TO BE DONE -> Could every line of the data be printed exactly as it reads?
▼
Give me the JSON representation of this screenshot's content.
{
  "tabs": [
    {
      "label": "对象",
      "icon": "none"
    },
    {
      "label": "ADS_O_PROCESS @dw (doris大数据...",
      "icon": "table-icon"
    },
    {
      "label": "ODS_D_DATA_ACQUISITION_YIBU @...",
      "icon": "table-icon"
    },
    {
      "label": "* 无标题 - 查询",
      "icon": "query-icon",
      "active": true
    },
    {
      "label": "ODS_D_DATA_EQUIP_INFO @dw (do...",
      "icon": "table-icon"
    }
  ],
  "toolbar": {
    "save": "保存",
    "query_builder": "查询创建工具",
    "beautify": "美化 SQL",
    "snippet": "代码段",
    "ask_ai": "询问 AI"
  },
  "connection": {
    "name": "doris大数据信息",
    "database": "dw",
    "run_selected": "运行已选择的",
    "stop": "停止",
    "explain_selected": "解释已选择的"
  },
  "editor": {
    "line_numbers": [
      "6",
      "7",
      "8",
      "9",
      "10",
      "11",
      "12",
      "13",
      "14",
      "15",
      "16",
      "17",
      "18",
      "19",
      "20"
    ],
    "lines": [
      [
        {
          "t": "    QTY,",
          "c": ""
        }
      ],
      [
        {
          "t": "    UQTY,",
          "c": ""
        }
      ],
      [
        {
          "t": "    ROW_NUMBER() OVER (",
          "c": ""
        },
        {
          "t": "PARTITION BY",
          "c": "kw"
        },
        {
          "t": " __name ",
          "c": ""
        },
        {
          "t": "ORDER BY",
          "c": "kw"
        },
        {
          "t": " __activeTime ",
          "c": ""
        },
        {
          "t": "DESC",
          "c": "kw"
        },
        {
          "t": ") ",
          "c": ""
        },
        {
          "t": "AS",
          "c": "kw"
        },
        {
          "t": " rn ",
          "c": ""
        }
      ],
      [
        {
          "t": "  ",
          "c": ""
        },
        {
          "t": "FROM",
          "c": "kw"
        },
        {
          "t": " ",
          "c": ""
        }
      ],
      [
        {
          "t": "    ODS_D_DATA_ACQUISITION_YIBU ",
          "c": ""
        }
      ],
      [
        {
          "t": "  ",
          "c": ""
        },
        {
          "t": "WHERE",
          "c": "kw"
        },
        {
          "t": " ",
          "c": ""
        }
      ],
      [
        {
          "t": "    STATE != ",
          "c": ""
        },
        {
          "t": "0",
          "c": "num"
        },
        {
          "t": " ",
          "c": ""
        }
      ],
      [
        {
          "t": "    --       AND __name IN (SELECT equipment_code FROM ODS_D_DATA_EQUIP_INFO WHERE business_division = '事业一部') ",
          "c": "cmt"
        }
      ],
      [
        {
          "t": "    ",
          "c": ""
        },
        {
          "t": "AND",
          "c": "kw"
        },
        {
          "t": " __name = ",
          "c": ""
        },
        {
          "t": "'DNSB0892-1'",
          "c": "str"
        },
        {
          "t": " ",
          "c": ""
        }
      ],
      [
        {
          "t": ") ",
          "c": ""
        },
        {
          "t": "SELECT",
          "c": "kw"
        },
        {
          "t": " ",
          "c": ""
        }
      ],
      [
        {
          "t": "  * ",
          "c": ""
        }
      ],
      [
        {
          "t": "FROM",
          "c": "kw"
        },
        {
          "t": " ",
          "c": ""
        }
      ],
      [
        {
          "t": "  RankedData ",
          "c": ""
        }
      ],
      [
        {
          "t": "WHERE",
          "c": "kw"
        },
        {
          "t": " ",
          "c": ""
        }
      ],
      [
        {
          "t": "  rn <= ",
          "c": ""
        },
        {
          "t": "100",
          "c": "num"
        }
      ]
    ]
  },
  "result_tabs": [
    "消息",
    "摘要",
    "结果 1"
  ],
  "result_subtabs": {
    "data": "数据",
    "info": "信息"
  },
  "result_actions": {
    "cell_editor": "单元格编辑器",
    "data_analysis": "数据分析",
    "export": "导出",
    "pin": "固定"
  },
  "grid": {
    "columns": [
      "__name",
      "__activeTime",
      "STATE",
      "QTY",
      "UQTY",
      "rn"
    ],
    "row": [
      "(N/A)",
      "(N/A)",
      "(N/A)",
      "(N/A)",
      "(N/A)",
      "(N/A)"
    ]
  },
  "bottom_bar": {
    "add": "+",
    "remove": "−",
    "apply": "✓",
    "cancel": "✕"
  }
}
▲
EXERCISE SOLUTION ->
Give me the JSON representation of this screenshot's content.
{
  "tabs": [
    {
      "label": "对象",
      "icon": "none"
    },
    {
      "label": "ADS_O_PROCESS @dw (doris大数据...",
      "icon": "table-icon"
    },
    {
      "label": "ODS_D_DATA_ACQUISITION_YIBU @...",
      "icon": "table-icon"
    },
    {
      "label": "* 无标题 - 查询",
      "icon": "query-icon",
      "active": true
    },
    {
      "label": "ODS_D_DATA_EQUIP_INFO @dw (do...",
      "icon": "table-icon"
    }
  ],
  "toolbar": {
    "save": "保存",
    "query_builder": "查询创建工具",
    "beautify": "美化 SQL",
    "snippet": "代码段",
    "ask_ai": "询问 AI"
  },
  "connection": {
    "name": "doris大数据信息",
    "database": "dw",
    "run_selected": "运行已选择的",
    "stop": "停止",
    "explain_selected": "解释已选择的"
  },
  "editor": {
    "line_numbers": [
      "6",
      "7",
      "8",
      "9",
      "10",
      "11",
      "12",
      "13",
      "14",
      "15",
      "16",
      "17",
      "18",
      "19",
      "20"
    ],
    "lines": [
      [
        {
          "t": "    QTY,",
          "c": ""
        }
      ],
      [
        {
          "t": "    UQTY,",
          "c": ""
        }
      ],
      [
        {
          "t": "    ROW_NUMBER() OVER (",
          "c": ""
        },
        {
          "t": "PARTITION BY",
          "c": "kw"
        },
        {
          "t": " __name ",
          "c": ""
        },
        {
          "t": "ORDER BY",
          "c": "kw"
        },
        {
          "t": " __activeTime ",
          "c": ""
        },
        {
          "t": "DESC",
          "c": "kw"
        },
        {
          "t": ") ",
          "c": ""
        },
        {
          "t": "AS",
          "c": "kw"
        },
        {
          "t": " rn ",
          "c": ""
        }
      ],
      [
        {
          "t": "  ",
          "c": ""
        },
        {
          "t": "FROM",
          "c": "kw"
        },
        {
          "t": " ",
          "c": ""
        }
      ],
      [
        {
          "t": "    ODS_D_DATA_ACQUISITION_YIBU ",
          "c": ""
        }
      ],
      [
        {
          "t": "  ",
          "c": ""
        },
        {
          "t": "WHERE",
          "c": "kw"
        },
        {
          "t": " ",
          "c": ""
        }
      ],
      [
        {
          "t": "    STATE != ",
          "c": ""
        },
        {
          "t": "0",
          "c": "num"
        },
        {
          "t": " ",
          "c": ""
        }
      ],
      [
        {
          "t": "    --       AND __name IN (SELECT equipment_code FROM ODS_D_DATA_EQUIP_INFO WHERE business_division = '事业一部') ",
          "c": "cmt"
        }
      ],
      [
        {
          "t": "    ",
          "c": ""
        },
        {
          "t": "AND",
          "c": "kw"
        },
        {
          "t": " __name = ",
          "c": ""
        },
        {
          "t": "'DNSB0892-1'",
          "c": "str"
        },
        {
          "t": " ",
          "c": ""
        }
      ],
      [
        {
          "t": ") ",
          "c": ""
        },
        {
          "t": "SELECT",
          "c": "kw"
        },
        {
          "t": " ",
          "c": ""
        }
      ],
      [
        {
          "t": "  * ",
          "c": ""
        }
      ],
      [
        {
          "t": "FROM",
          "c": "kw"
        },
        {
          "t": " ",
          "c": ""
        }
      ],
      [
        {
          "t": "  RankedData ",
          "c": ""
        }
      ],
      [
        {
          "t": "WHERE",
          "c": "kw"
        },
        {
          "t": " ",
          "c": ""
        }
      ],
      [
        {
          "t": "  rn <= ",
          "c": ""
        },
        {
          "t": "100",
          "c": "num"
        }
      ]
    ]
  },
  "result_tabs": [
    "消息",
    "摘要",
    "结果 1"
  ],
  "result_subtabs": {
    "data": "数据",
    "info": "信息"
  },
  "result_actions": {
    "cell_editor": "单元格编辑器",
    "data_analysis": "数据分析",
    "export": "导出",
    "pin": "固定"
  },
  "grid": {
    "columns": [
      "__name",
      "__activeTime",
      "STATE",
      "QTY",
      "UQTY",
      "rn"
    ],
    "row": [
      "(N/A)",
      "(N/A)",
      "(N/A)",
      "(N/A)",
      "(N/A)",
      "(N/A)"
    ]
  },
  "bottom_bar": {
    "add": "+",
    "remove": "−",
    "apply": "✓",
    "cancel": "✕"
  }
}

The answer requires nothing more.